**DO THIS:**
Leave out the pictures; transcribe all else exactly.

#### MATERIAL TO PROCESS ####

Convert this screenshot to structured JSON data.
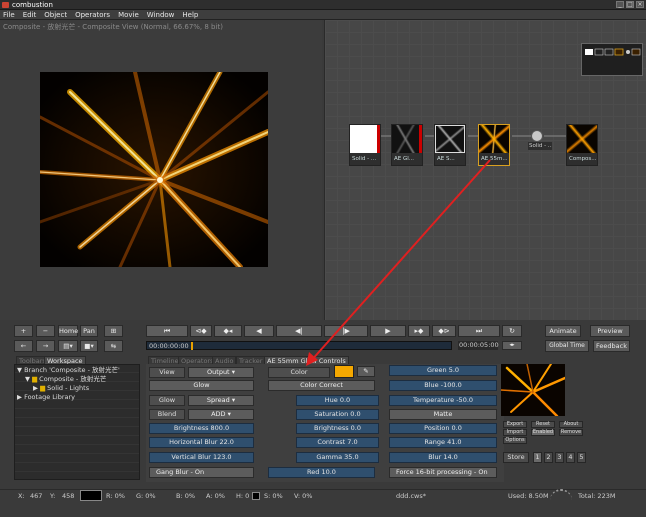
{
  "app": {
    "title": "combustion"
  },
  "menu": [
    "File",
    "Edit",
    "Object",
    "Operators",
    "Movie",
    "Window",
    "Help"
  ],
  "viewer": {
    "title": "Composite - 放射光芒 - Composite View (Normal, 66.67%, 8 bit)"
  },
  "schematic": {
    "nodes": [
      {
        "label": "Solid - ...",
        "kind": "solid"
      },
      {
        "label": "AE Gl...",
        "kind": "dark"
      },
      {
        "label": "AE S...",
        "kind": "dark"
      },
      {
        "label": "AE 55m...",
        "kind": "glow",
        "selected": true
      },
      {
        "label": "Solid - ...",
        "kind": "small"
      },
      {
        "label": "Compos...",
        "kind": "dark"
      }
    ]
  },
  "toolbar_left": {
    "plus": "+",
    "minus": "−",
    "home": "Home",
    "pan": "Pan"
  },
  "transport": {
    "current_time": "00:00:00:00",
    "end_time": "00:00:05:00"
  },
  "right_buttons": {
    "animate": "Animate",
    "preview": "Preview",
    "global_time": "Global Time",
    "feedback": "Feedback"
  },
  "tabs_left": [
    "Toolbars",
    "Workspace"
  ],
  "tabs_right": [
    "Timeline",
    "Operators",
    "Audio",
    "Tracker",
    "AE 55mm Glow Controls"
  ],
  "tree": {
    "items": [
      "Branch 'Composite - 放射光芒'",
      "Composite - 放射光芒",
      "Solid - Lights",
      "Footage Library"
    ]
  },
  "controls": {
    "col1": {
      "view_label": "View",
      "view_value": "Output",
      "glow_header": "Glow",
      "glow_label": "Glow",
      "glow_value": "Spread",
      "blend_label": "Blend",
      "blend_value": "ADD",
      "brightness": "Brightness 800.0",
      "hblur": "Horizontal Blur 22.0",
      "vblur": "Vertical Blur 123.0",
      "gang": "Gang Blur - On"
    },
    "col2": {
      "color_label": "Color",
      "color_swatch": "#f5a800",
      "color_correct": "Color Correct",
      "hue": "Hue 0.0",
      "saturation": "Saturation 0.0",
      "brightness": "Brightness 0.0",
      "contrast": "Contrast 7.0",
      "gamma": "Gamma 35.0",
      "red": "Red 10.0"
    },
    "col3": {
      "green": "Green 5.0",
      "blue": "Blue -100.0",
      "temperature": "Temperature -50.0",
      "matte": "Matte",
      "position": "Position 0.0",
      "range": "Range 41.0",
      "blur": "Blur 14.0",
      "force16": "Force 16-bit processing - On"
    }
  },
  "side_buttons": {
    "export": "Export",
    "reset": "Reset",
    "about": "About",
    "import": "Import",
    "enabled": "Enabled",
    "remove": "Remove",
    "options": "Options",
    "store": "Store",
    "slots": [
      "1",
      "2",
      "3",
      "4",
      "5"
    ]
  },
  "status": {
    "x": "X:",
    "x_val": "467",
    "y": "Y:",
    "y_val": "458",
    "r": "R: 0%",
    "g": "G: 0%",
    "b": "B: 0%",
    "a": "A: 0%",
    "h": "H: 0",
    "s": "S: 0%",
    "v": "V: 0%",
    "file": "ddd.cws*",
    "used": "Used: 8.50M",
    "total": "Total: 223M"
  },
  "colors": {
    "accent": "#e8a000",
    "arrow": "#e02020",
    "slider": "#2f4f6e"
  }
}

####

**REPLY:**
Convert this screenshot to structured JSON data.
{
  "app": {
    "title": "combustion"
  },
  "menu": [
    "File",
    "Edit",
    "Object",
    "Operators",
    "Movie",
    "Window",
    "Help"
  ],
  "viewer": {
    "title": "Composite - 放射光芒 - Composite View (Normal, 66.67%, 8 bit)"
  },
  "schematic": {
    "nodes": [
      {
        "label": "Solid - ...",
        "kind": "solid"
      },
      {
        "label": "AE Gl...",
        "kind": "dark"
      },
      {
        "label": "AE S...",
        "kind": "dark"
      },
      {
        "label": "AE 55m...",
        "kind": "glow",
        "selected": true
      },
      {
        "label": "Solid - ...",
        "kind": "small"
      },
      {
        "label": "Compos...",
        "kind": "dark"
      }
    ]
  },
  "toolbar_left": {
    "plus": "+",
    "minus": "−",
    "home": "Home",
    "pan": "Pan"
  },
  "transport": {
    "current_time": "00:00:00:00",
    "end_time": "00:00:05:00"
  },
  "right_buttons": {
    "animate": "Animate",
    "preview": "Preview",
    "global_time": "Global Time",
    "feedback": "Feedback"
  },
  "tabs_left": [
    "Toolbars",
    "Workspace"
  ],
  "tabs_right": [
    "Timeline",
    "Operators",
    "Audio",
    "Tracker",
    "AE 55mm Glow Controls"
  ],
  "tree": {
    "items": [
      "Branch 'Composite - 放射光芒'",
      "Composite - 放射光芒",
      "Solid - Lights",
      "Footage Library"
    ]
  },
  "controls": {
    "col1": {
      "view_label": "View",
      "view_value": "Output",
      "glow_header": "Glow",
      "glow_label": "Glow",
      "glow_value": "Spread",
      "blend_label": "Blend",
      "blend_value": "ADD",
      "brightness": "Brightness 800.0",
      "hblur": "Horizontal Blur 22.0",
      "vblur": "Vertical Blur 123.0",
      "gang": "Gang Blur - On"
    },
    "col2": {
      "color_label": "Color",
      "color_swatch": "#f5a800",
      "color_correct": "Color Correct",
      "hue": "Hue 0.0",
      "saturation": "Saturation 0.0",
      "brightness": "Brightness 0.0",
      "contrast": "Contrast 7.0",
      "gamma": "Gamma 35.0",
      "red": "Red 10.0"
    },
    "col3": {
      "green": "Green 5.0",
      "blue": "Blue -100.0",
      "temperature": "Temperature -50.0",
      "matte": "Matte",
      "position": "Position 0.0",
      "range": "Range 41.0",
      "blur": "Blur 14.0",
      "force16": "Force 16-bit processing - On"
    }
  },
  "side_buttons": {
    "export": "Export",
    "reset": "Reset",
    "about": "About",
    "import": "Import",
    "enabled": "Enabled",
    "remove": "Remove",
    "options": "Options",
    "store": "Store",
    "slots": [
      "1",
      "2",
      "3",
      "4",
      "5"
    ]
  },
  "status": {
    "x": "X:",
    "x_val": "467",
    "y": "Y:",
    "y_val": "458",
    "r": "R: 0%",
    "g": "G: 0%",
    "b": "B: 0%",
    "a": "A: 0%",
    "h": "H: 0",
    "s": "S: 0%",
    "v": "V: 0%",
    "file": "ddd.cws*",
    "used": "Used: 8.50M",
    "total": "Total: 223M"
  },
  "colors": {
    "accent": "#e8a000",
    "arrow": "#e02020",
    "slider": "#2f4f6e"
  }
}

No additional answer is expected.